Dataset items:
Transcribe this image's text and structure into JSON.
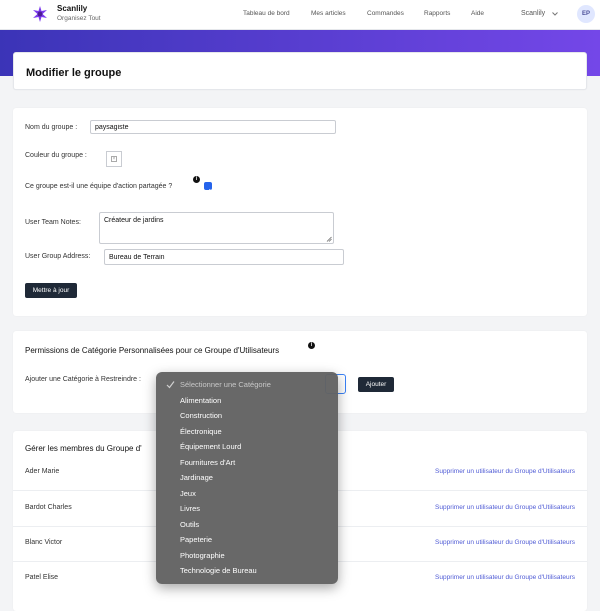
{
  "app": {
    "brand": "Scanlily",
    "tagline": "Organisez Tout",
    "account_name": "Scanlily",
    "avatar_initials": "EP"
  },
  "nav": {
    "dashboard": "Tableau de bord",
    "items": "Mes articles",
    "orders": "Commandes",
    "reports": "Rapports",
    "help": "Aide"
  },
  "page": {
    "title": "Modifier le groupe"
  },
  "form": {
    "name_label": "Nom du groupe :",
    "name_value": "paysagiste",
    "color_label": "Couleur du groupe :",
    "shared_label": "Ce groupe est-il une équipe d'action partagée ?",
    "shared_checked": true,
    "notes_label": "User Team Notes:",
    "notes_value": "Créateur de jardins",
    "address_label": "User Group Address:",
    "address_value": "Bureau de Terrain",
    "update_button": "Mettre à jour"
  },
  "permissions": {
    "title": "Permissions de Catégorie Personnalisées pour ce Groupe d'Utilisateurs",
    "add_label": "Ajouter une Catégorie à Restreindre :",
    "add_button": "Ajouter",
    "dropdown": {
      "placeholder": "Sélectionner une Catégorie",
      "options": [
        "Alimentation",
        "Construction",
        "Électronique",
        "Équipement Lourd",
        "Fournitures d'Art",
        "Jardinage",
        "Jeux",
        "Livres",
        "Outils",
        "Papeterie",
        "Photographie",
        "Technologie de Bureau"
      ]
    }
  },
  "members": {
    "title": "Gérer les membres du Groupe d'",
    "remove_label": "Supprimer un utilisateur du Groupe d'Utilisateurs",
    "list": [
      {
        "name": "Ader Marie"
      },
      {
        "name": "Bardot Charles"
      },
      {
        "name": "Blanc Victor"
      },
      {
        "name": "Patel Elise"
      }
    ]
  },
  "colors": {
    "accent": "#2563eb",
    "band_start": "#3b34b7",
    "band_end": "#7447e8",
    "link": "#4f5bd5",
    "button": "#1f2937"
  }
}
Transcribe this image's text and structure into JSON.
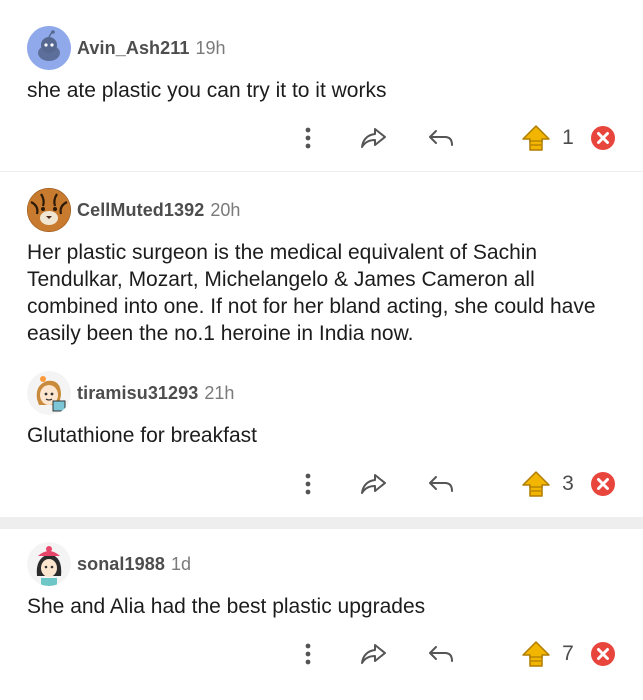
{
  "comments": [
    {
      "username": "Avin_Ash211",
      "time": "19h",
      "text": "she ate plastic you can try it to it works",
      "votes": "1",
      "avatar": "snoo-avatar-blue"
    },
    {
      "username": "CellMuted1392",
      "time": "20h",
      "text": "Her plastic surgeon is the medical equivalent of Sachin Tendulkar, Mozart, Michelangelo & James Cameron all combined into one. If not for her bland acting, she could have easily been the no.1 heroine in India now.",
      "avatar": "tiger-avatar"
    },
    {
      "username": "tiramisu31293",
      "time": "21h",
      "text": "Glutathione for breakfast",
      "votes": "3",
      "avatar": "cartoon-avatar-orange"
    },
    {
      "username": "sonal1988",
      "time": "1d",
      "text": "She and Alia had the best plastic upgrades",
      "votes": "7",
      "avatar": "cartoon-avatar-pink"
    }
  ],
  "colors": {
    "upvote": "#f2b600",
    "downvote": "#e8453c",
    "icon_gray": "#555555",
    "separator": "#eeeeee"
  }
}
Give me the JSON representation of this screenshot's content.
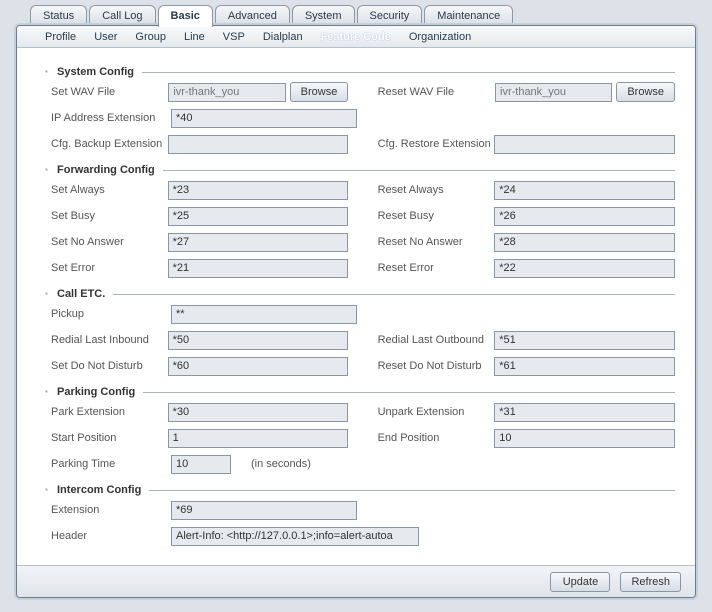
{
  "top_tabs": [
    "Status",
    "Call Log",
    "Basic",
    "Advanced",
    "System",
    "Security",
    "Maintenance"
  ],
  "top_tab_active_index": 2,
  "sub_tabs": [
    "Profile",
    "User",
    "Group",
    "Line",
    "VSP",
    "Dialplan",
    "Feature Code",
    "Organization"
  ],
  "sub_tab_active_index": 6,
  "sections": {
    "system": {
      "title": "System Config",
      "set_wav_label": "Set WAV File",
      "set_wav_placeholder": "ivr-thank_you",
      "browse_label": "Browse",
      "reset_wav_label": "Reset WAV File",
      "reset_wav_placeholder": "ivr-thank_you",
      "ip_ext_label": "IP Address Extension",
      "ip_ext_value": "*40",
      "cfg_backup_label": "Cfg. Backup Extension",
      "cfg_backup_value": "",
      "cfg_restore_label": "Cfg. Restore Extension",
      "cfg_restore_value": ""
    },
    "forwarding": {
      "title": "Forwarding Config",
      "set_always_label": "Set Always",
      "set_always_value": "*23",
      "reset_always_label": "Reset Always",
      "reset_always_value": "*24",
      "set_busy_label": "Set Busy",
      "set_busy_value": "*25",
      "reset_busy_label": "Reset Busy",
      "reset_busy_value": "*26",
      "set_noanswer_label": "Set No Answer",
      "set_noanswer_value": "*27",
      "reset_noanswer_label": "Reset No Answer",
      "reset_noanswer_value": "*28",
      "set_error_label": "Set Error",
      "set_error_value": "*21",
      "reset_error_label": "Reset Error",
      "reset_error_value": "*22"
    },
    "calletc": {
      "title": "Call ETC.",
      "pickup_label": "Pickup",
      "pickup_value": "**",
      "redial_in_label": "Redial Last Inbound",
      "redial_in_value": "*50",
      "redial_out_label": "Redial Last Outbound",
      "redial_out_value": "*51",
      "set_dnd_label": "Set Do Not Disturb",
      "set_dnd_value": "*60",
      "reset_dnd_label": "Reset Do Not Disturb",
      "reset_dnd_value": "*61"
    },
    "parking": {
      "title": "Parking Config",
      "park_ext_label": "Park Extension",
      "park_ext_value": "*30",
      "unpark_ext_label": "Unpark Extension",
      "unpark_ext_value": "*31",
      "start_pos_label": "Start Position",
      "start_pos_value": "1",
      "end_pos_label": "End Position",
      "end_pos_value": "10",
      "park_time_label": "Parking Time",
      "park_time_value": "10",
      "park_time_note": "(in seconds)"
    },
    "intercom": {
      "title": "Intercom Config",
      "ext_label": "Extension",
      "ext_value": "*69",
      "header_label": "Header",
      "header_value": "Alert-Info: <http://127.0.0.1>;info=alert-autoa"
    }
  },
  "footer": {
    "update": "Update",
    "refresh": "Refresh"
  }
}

▶ _WHAT IS NEEDED_: The word "username" appears in how many lines of the records? Give the number only.

▶ _THE RESPONSE_: 4